*WHAT YOU WILL DO*: Copy every line from the material below that holds "this".

↓↓↓

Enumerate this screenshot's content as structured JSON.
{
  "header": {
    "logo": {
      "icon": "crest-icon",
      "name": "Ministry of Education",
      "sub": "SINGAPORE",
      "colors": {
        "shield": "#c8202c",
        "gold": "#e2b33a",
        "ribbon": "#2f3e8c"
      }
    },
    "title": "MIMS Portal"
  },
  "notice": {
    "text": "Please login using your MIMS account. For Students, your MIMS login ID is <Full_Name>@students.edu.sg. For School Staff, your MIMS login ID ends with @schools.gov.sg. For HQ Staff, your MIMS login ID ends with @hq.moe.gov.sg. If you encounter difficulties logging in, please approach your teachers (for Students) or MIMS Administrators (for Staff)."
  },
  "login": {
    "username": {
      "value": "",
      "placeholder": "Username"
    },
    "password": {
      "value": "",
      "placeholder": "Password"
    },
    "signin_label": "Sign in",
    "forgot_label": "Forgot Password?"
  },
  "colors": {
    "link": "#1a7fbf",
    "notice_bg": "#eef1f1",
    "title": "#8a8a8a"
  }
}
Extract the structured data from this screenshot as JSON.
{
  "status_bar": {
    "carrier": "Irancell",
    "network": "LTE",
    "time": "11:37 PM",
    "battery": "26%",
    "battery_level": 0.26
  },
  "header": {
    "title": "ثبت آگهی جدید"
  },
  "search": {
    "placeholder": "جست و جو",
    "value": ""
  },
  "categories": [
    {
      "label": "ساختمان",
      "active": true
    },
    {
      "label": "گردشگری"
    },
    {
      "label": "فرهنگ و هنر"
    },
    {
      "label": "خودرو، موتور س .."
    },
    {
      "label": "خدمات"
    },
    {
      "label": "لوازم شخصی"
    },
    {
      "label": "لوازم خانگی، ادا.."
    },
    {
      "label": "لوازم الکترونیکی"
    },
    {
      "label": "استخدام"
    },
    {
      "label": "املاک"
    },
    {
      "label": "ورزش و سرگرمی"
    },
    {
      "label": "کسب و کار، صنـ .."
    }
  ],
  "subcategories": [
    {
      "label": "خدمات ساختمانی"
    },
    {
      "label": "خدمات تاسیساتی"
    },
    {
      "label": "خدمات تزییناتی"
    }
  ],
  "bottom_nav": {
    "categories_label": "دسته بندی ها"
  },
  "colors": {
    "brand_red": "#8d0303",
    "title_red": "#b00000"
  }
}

↑↑↑

*WRITTEN ANSWER*:
Enumerate this screenshot's content as structured JSON.
Extract the structured data from this screenshot as JSON.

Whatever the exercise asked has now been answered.